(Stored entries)
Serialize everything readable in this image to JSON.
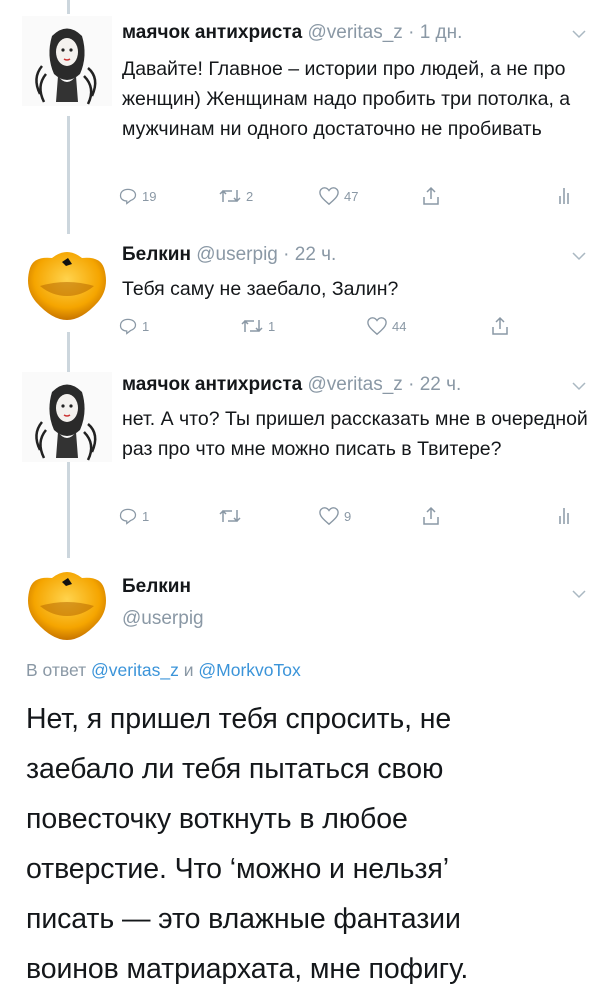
{
  "tweets": [
    {
      "display_name": "маячок антихриста",
      "handle": "@veritas_z",
      "time": "· 1 дн.",
      "text": "Давайте! Главное – истории про людей, а не про женщин) Женщинам надо пробить три потолка, а мужчинам ни одного достаточно не пробивать",
      "replies": "19",
      "retweets": "2",
      "likes": "47"
    },
    {
      "display_name": "Белкин",
      "handle": "@userpig",
      "time": "· 22 ч.",
      "text": "Тебя саму не заебало, Залин?",
      "replies": "1",
      "retweets": "1",
      "likes": "44"
    },
    {
      "display_name": "маячок антихриста",
      "handle": "@veritas_z",
      "time": "· 22 ч.",
      "text": "нет. А что? Ты пришел рассказать мне в очередной раз про что мне можно писать в Твитере?",
      "replies": "1",
      "retweets": "",
      "likes": "9"
    }
  ],
  "focus": {
    "display_name": "Белкин",
    "handle": "@userpig",
    "reply_prefix": "В ответ",
    "reply_user1": "@veritas_z",
    "reply_and": "и",
    "reply_user2": "@MorkvoTox",
    "lines": [
      "Нет, я пришел тебя спросить, не",
      "заебало ли тебя пытаться свою",
      "повесточку воткнуть в любое",
      "отверстие. Что ‘можно и нельзя’",
      "писать — это влажные фантазии",
      "воинов матриархата, мне пофигу."
    ]
  },
  "icons": {
    "chevron": "chevron-down-icon",
    "reply": "reply-icon",
    "retweet": "retweet-icon",
    "like": "heart-icon",
    "share": "share-icon",
    "analytics": "analytics-icon"
  },
  "colors": {
    "text": "#14171a",
    "meta": "#8a98a5",
    "link": "#3b94d9",
    "thread_line": "#ccd6dd"
  }
}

### Instructions for the task:
Working from the entries above, return all lines that contain "handle".

### The completed task:
      "handle": "@veritas_z",
      "handle": "@userpig",
      "handle": "@veritas_z",
    "handle": "@userpig",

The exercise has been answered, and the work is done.